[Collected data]
* * * *
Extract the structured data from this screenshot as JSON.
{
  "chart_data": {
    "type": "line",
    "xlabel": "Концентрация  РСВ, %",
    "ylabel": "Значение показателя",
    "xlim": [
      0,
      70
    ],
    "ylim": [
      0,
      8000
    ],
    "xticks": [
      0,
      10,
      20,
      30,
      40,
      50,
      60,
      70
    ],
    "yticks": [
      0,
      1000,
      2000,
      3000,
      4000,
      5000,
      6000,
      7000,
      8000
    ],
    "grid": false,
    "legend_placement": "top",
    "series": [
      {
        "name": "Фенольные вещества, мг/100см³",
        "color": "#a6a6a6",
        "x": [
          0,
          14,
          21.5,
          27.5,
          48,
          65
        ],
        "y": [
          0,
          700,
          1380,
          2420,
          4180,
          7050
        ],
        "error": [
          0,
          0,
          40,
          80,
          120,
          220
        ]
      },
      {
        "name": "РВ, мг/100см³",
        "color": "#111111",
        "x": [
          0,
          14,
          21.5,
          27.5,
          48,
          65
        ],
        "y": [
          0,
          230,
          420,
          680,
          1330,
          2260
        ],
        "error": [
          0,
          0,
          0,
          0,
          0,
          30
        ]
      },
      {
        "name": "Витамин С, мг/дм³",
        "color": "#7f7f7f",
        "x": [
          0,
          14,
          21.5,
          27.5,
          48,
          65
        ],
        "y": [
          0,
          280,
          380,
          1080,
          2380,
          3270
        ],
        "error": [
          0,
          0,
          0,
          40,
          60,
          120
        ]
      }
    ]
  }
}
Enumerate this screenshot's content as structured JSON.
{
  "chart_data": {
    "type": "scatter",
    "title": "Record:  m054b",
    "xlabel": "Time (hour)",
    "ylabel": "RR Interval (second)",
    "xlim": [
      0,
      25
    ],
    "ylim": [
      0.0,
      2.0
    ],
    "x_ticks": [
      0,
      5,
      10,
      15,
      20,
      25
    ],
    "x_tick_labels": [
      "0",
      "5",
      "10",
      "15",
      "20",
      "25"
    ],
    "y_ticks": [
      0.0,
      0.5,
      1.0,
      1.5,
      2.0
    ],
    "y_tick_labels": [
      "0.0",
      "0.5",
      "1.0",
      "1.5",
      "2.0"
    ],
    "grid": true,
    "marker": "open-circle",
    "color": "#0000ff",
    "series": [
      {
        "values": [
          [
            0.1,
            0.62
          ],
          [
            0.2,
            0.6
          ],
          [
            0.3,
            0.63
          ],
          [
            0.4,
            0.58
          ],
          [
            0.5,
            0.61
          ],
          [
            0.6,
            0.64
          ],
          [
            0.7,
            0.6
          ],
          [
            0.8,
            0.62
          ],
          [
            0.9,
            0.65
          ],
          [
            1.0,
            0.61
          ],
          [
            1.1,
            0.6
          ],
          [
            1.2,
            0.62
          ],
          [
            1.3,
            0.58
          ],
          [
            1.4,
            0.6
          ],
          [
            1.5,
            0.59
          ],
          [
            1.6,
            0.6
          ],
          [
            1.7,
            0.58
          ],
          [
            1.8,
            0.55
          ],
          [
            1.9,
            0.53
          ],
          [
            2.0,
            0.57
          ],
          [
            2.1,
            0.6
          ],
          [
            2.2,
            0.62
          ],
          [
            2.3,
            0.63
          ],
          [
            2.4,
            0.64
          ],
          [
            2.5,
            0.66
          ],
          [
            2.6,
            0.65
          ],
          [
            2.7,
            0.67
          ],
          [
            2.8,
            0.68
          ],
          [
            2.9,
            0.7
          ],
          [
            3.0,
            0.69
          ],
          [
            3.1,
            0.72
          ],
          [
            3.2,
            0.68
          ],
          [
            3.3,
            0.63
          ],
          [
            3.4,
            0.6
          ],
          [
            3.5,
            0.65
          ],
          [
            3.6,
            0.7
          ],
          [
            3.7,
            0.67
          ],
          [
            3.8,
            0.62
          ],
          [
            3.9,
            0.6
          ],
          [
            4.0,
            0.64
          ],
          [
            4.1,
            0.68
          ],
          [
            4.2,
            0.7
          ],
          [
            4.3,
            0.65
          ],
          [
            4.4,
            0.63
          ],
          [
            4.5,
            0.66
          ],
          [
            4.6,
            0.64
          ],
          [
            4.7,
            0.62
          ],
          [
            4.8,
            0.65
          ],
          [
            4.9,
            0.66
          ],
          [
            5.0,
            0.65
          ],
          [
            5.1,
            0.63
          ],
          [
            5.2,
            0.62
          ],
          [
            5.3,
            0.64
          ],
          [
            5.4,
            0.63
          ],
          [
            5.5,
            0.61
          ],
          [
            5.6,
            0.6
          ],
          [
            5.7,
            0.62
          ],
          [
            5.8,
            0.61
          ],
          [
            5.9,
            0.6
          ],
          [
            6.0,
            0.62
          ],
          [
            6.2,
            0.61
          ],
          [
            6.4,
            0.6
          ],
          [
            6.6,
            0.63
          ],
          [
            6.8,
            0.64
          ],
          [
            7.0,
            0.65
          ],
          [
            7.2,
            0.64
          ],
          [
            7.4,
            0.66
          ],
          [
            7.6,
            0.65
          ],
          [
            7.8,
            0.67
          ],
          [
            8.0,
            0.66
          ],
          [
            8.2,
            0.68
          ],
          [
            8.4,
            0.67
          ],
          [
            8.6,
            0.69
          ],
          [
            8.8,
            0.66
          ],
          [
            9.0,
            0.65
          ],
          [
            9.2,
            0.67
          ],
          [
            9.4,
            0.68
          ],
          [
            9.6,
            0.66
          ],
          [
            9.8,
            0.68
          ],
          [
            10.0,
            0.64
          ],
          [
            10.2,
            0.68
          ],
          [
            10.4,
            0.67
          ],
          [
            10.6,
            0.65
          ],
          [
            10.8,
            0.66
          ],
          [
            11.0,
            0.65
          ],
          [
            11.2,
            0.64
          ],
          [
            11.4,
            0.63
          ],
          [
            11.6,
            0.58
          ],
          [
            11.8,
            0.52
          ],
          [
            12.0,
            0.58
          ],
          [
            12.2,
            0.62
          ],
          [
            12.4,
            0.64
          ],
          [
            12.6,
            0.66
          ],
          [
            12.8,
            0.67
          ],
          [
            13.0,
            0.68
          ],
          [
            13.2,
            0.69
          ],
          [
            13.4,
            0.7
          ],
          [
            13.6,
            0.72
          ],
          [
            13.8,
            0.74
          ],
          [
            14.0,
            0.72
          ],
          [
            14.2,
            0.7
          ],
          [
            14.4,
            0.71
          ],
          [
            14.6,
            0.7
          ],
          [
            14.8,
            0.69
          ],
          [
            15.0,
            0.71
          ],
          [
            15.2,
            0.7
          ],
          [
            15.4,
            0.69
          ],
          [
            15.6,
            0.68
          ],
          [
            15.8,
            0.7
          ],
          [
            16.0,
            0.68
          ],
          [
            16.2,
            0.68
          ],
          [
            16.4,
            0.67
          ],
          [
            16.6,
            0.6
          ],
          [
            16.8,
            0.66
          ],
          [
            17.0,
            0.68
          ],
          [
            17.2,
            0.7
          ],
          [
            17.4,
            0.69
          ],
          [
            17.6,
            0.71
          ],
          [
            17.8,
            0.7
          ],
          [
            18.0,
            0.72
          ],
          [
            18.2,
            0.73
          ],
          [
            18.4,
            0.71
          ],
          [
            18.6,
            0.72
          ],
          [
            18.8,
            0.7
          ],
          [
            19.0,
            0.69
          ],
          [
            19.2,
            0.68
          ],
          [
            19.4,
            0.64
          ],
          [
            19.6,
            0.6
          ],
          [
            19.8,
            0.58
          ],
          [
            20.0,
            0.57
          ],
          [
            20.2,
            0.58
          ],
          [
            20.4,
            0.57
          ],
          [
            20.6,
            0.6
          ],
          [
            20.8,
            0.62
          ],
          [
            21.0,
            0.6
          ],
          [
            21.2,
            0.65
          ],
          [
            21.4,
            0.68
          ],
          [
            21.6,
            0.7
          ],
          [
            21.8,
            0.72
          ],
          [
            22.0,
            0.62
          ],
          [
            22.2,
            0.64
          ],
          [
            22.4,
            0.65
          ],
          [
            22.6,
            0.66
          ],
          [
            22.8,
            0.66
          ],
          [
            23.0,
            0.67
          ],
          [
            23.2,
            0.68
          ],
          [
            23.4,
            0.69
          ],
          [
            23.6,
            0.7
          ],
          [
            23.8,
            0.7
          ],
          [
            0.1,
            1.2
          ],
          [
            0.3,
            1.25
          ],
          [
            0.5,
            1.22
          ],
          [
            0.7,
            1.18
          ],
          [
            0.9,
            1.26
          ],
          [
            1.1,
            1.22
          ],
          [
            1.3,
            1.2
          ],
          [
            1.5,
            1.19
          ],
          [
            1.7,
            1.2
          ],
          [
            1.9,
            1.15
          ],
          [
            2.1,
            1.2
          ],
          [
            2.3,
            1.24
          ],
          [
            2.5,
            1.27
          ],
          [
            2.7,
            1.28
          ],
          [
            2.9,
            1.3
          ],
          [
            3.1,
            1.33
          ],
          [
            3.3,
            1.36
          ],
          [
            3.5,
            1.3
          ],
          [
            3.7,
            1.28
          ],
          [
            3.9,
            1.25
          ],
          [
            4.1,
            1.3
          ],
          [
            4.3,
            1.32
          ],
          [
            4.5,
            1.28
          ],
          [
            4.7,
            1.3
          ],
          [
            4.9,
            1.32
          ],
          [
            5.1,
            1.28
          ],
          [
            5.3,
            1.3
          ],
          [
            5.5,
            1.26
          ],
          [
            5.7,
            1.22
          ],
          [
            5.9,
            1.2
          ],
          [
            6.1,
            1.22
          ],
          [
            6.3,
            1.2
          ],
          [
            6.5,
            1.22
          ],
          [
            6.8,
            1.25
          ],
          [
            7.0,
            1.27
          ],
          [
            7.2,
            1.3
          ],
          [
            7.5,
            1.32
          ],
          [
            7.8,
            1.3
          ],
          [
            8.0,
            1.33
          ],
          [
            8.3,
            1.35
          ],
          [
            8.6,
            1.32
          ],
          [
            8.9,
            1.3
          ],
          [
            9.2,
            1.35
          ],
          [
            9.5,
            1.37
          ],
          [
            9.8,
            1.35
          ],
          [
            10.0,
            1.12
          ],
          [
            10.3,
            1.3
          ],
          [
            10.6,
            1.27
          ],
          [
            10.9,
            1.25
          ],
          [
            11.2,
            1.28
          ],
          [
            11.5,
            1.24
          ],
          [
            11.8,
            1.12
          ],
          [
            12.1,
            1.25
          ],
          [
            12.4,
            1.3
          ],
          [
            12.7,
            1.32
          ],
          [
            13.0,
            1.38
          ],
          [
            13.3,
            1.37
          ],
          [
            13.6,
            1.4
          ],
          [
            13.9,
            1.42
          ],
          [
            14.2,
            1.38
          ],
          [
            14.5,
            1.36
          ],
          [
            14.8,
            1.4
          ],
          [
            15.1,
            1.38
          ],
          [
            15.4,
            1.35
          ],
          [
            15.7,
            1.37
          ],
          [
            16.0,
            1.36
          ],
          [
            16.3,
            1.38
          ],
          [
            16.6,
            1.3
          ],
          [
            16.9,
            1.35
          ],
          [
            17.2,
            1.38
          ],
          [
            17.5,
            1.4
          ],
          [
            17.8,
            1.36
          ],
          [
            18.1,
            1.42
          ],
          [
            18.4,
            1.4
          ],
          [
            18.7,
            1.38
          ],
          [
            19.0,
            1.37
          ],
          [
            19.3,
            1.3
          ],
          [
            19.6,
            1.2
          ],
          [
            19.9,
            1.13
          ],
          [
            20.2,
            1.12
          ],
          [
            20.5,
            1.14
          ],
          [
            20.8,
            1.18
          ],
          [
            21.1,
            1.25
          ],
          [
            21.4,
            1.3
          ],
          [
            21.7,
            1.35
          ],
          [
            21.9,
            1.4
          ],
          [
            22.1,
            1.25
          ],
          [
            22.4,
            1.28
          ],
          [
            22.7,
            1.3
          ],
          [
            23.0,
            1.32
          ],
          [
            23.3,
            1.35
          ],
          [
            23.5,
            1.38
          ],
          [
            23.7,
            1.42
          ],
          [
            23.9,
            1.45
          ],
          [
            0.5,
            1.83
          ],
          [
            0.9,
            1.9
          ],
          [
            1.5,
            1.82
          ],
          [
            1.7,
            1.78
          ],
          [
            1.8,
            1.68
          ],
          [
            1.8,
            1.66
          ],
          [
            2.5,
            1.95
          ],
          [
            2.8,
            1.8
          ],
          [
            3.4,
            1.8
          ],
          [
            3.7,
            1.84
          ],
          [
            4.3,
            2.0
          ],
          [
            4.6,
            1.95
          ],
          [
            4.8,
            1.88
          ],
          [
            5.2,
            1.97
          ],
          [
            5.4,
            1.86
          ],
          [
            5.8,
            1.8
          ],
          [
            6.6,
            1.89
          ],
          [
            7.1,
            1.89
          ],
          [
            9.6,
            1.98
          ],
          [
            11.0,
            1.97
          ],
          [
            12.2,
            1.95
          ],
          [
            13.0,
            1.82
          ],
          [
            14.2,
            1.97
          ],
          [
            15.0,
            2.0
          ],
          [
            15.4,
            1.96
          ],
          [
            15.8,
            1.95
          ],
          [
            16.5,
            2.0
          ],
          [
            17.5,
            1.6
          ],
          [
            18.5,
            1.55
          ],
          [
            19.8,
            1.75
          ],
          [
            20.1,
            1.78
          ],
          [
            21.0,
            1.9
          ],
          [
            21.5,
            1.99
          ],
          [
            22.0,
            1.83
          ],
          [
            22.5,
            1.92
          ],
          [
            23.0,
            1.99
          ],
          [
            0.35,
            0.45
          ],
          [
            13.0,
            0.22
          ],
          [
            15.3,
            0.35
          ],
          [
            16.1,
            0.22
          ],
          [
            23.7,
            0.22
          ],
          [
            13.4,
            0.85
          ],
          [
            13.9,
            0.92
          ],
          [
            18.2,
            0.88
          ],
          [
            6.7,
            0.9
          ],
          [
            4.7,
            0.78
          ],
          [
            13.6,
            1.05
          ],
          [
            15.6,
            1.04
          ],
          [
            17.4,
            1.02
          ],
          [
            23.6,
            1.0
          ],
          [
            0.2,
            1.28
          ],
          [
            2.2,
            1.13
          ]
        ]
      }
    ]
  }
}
* * * *
[Short problem]
Copy every line of the entries above in which "screenshot" occurs.

[Output for this exercise]
Extract the structured data from this screenshot as JSON.
Enumerate this screenshot's content as structured JSON.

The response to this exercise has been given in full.